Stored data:
***

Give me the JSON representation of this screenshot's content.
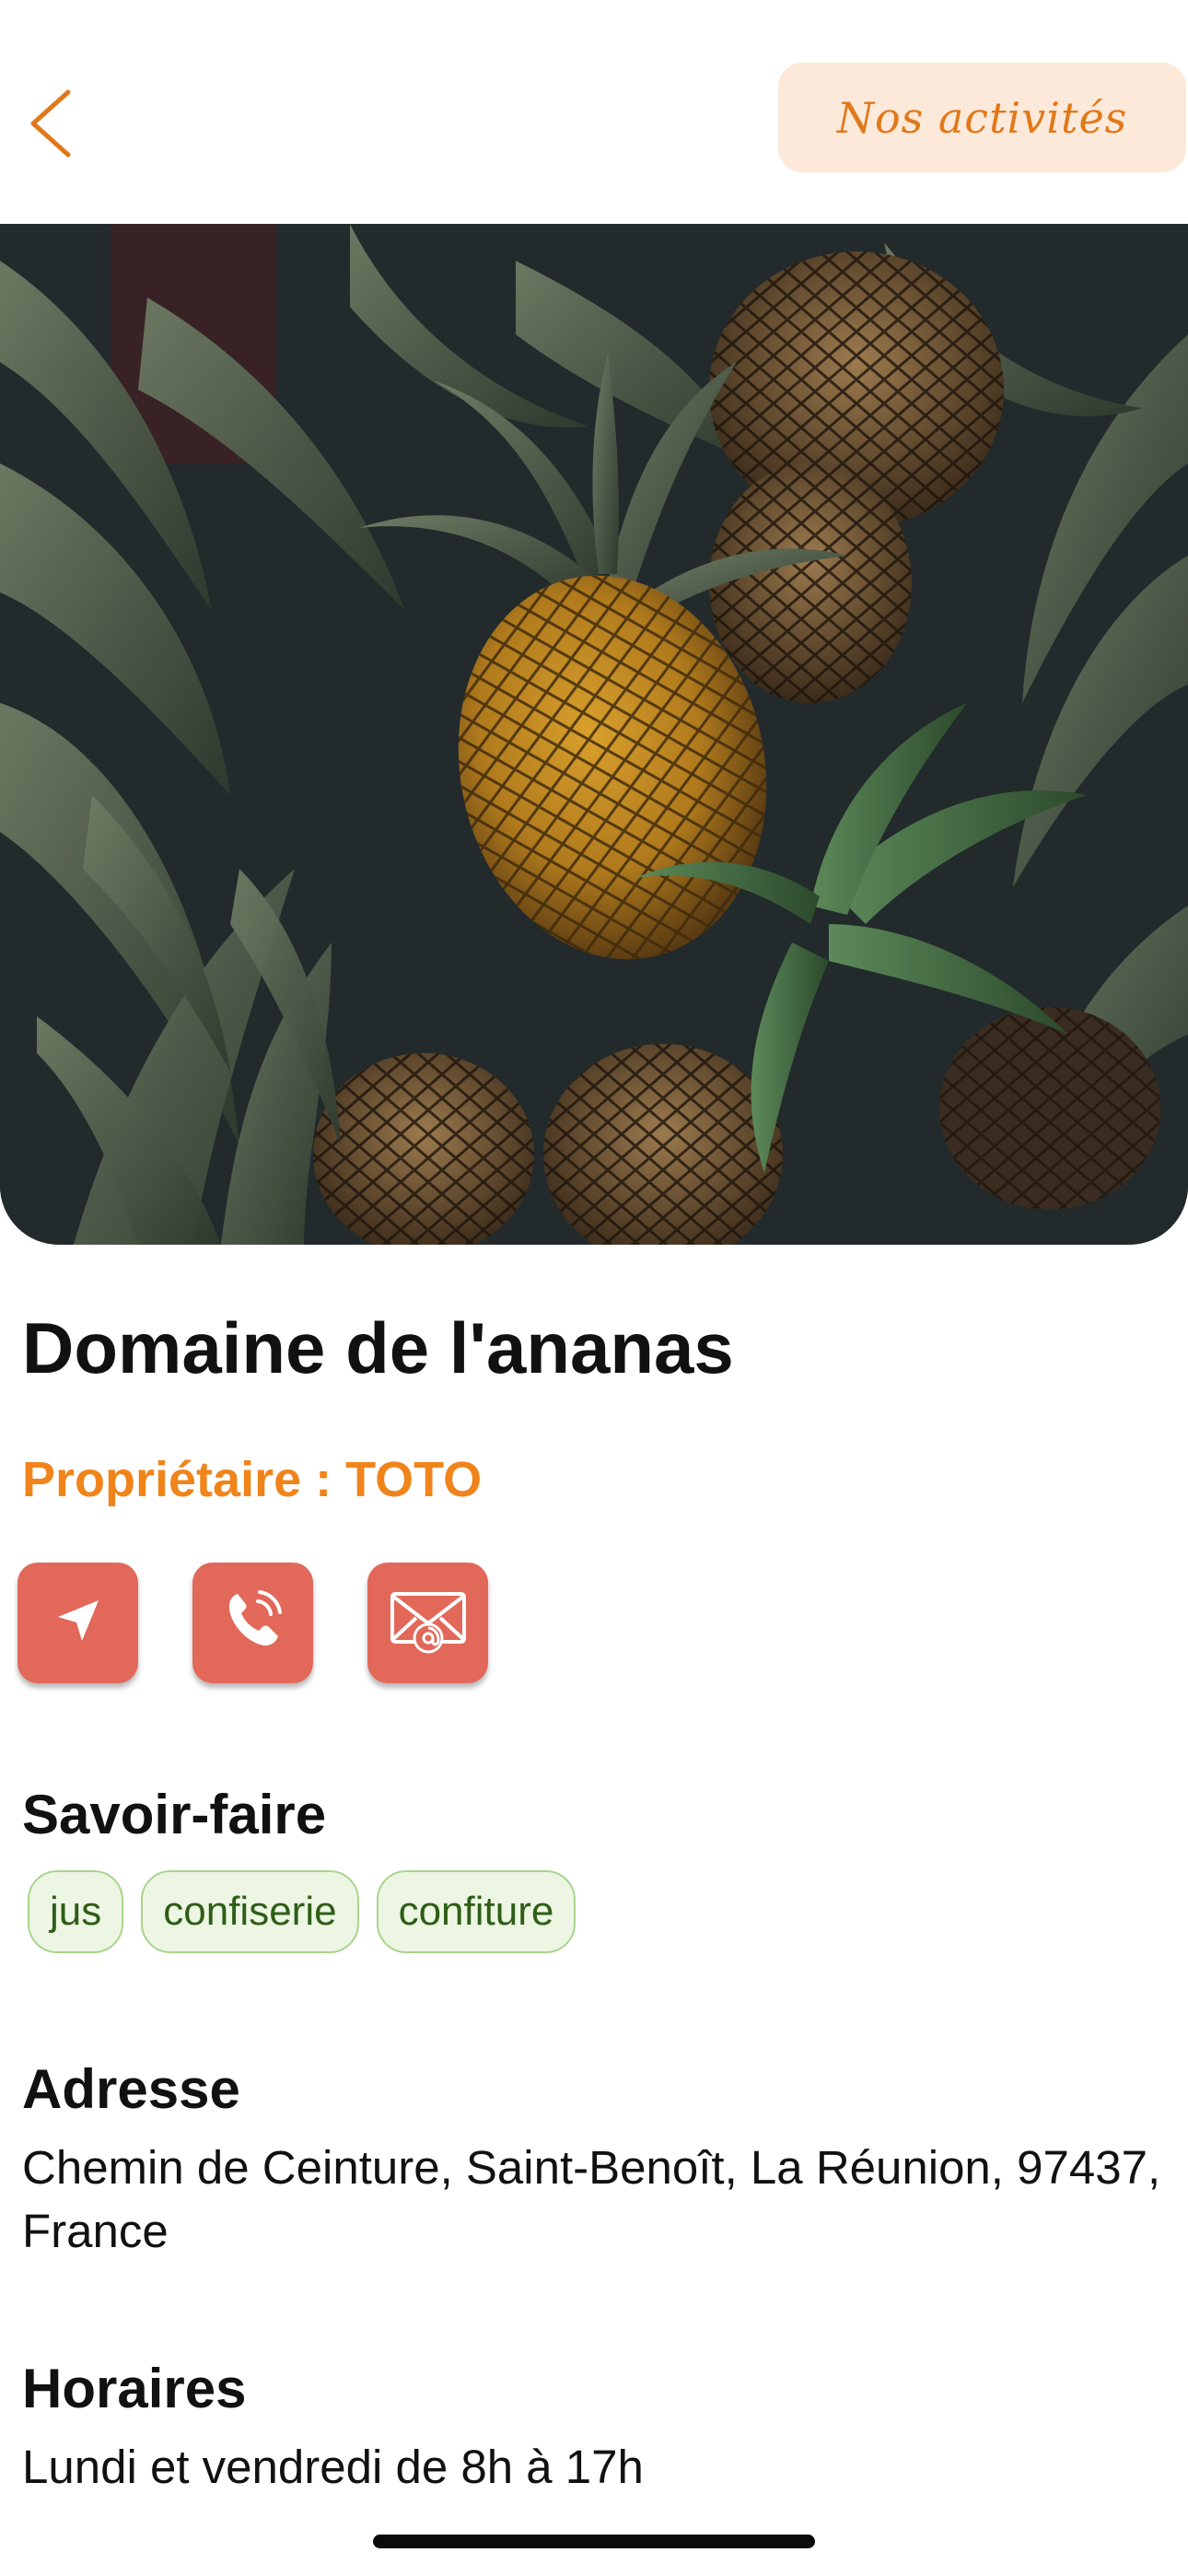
{
  "header": {
    "back_icon": "chevron-left-icon",
    "activities_label": "Nos activités",
    "accent_color": "#e0781a",
    "activities_bg": "#fce9d9"
  },
  "hero": {
    "image_subject": "photo of pineapples with green leaves"
  },
  "place": {
    "name": "Domaine de l'ananas",
    "owner": "Propriétaire : TOTO",
    "owner_color": "#f0841b"
  },
  "actions": [
    {
      "icon": "navigation-arrow-icon"
    },
    {
      "icon": "phone-icon"
    },
    {
      "icon": "envelope-at-icon"
    }
  ],
  "action_color": "#e2685a",
  "savoir_faire": {
    "heading": "Savoir-faire",
    "tags": [
      "jus",
      "confiserie",
      "confiture"
    ],
    "tag_colors": {
      "bg": "#ecf6e3",
      "border": "#a9d48e",
      "text": "#2f5d17"
    }
  },
  "address": {
    "heading": "Adresse",
    "value": "Chemin de Ceinture, Saint-Benoît, La Réunion, 97437, France"
  },
  "hours": {
    "heading": "Horaires",
    "value": "Lundi et vendredi de 8h à 17h"
  }
}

***

Aim:
Transcribe the whole listing exactly. Pictures stay out of your copy.

Task response:
Give me the JSON representation of this screenshot's content.
{
  "header": {
    "back_icon": "chevron-left-icon",
    "activities_label": "Nos activités",
    "accent_color": "#e0781a",
    "activities_bg": "#fce9d9"
  },
  "hero": {
    "image_subject": "photo of pineapples with green leaves"
  },
  "place": {
    "name": "Domaine de l'ananas",
    "owner": "Propriétaire : TOTO",
    "owner_color": "#f0841b"
  },
  "actions": [
    {
      "icon": "navigation-arrow-icon"
    },
    {
      "icon": "phone-icon"
    },
    {
      "icon": "envelope-at-icon"
    }
  ],
  "action_color": "#e2685a",
  "savoir_faire": {
    "heading": "Savoir-faire",
    "tags": [
      "jus",
      "confiserie",
      "confiture"
    ],
    "tag_colors": {
      "bg": "#ecf6e3",
      "border": "#a9d48e",
      "text": "#2f5d17"
    }
  },
  "address": {
    "heading": "Adresse",
    "value": "Chemin de Ceinture, Saint-Benoît, La Réunion, 97437, France"
  },
  "hours": {
    "heading": "Horaires",
    "value": "Lundi et vendredi de 8h à 17h"
  }
}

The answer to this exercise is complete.